• YOUR INSTRUCTIONS: Reproduce the items word for word, starting at the beginning and ending with the line that contains "button[interactable]: Turn on", including that line.
================================
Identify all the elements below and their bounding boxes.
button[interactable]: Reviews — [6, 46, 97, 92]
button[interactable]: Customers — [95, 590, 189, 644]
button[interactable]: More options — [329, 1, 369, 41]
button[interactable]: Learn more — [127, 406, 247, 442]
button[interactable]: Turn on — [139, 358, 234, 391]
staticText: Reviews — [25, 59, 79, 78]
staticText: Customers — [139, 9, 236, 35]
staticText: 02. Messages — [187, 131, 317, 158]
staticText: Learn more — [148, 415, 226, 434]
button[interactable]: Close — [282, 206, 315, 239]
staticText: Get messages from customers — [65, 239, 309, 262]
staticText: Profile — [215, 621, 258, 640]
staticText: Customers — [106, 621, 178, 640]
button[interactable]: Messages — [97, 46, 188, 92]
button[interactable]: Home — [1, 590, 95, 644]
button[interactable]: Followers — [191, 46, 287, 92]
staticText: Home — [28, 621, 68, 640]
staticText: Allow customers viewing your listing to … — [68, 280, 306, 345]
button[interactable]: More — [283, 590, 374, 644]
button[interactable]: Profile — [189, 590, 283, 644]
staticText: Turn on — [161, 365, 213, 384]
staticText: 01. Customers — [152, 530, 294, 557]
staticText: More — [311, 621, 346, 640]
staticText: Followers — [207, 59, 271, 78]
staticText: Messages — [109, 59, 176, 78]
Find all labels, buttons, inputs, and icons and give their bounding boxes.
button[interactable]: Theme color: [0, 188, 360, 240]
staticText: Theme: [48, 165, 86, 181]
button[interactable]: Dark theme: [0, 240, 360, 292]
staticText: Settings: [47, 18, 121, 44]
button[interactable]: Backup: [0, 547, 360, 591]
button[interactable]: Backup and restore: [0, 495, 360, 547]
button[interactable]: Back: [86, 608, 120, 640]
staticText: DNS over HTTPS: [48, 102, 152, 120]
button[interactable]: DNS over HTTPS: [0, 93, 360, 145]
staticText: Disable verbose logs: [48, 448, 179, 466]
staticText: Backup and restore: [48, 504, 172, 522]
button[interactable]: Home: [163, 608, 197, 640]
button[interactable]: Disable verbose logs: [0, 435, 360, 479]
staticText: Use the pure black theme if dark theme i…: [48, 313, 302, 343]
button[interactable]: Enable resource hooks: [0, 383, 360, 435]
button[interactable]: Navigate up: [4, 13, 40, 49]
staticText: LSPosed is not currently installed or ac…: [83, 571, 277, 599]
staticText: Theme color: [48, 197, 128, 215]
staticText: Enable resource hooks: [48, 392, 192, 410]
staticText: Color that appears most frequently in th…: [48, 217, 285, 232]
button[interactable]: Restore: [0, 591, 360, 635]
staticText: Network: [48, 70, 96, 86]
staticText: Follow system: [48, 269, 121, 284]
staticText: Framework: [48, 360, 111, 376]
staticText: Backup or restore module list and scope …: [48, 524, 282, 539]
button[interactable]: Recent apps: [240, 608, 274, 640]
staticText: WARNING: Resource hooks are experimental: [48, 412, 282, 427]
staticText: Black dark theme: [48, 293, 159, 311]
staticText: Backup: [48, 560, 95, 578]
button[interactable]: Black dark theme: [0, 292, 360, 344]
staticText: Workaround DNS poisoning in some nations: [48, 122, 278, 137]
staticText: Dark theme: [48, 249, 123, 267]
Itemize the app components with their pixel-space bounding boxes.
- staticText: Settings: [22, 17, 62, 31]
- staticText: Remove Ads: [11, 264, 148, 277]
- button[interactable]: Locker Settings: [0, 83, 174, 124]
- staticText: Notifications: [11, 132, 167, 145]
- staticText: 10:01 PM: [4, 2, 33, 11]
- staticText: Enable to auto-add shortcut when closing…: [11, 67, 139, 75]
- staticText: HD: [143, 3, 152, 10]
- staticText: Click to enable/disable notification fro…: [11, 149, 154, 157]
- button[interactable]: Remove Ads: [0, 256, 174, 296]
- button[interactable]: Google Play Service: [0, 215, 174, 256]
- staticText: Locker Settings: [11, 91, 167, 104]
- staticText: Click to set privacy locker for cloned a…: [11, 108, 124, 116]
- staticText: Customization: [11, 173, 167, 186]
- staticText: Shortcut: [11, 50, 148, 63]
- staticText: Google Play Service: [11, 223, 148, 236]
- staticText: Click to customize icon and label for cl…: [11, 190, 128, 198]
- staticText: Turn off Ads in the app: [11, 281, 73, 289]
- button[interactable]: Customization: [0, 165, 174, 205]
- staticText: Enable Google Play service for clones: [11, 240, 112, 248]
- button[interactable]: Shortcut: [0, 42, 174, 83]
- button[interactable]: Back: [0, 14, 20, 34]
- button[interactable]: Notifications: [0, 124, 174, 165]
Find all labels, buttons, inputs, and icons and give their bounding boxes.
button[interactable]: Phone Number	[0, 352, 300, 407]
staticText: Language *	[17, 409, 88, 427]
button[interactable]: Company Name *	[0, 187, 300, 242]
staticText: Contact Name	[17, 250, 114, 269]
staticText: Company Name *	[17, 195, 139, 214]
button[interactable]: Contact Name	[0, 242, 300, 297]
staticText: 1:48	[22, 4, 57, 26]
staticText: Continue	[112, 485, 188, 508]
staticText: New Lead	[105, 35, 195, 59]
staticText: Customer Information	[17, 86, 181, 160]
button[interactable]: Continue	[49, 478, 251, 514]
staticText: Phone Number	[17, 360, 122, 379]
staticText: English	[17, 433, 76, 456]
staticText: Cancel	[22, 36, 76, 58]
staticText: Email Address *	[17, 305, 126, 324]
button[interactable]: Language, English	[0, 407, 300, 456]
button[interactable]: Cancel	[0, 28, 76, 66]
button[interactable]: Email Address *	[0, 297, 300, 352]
================================
• THE COMPLETED TASK:
Identify all the elements below and their bounding boxes.
button[interactable]: Reviews — [6, 46, 97, 92]
button[interactable]: Customers — [95, 590, 189, 644]
button[interactable]: More options — [329, 1, 369, 41]
button[interactable]: Learn more — [127, 406, 247, 442]
button[interactable]: Turn on — [139, 358, 234, 391]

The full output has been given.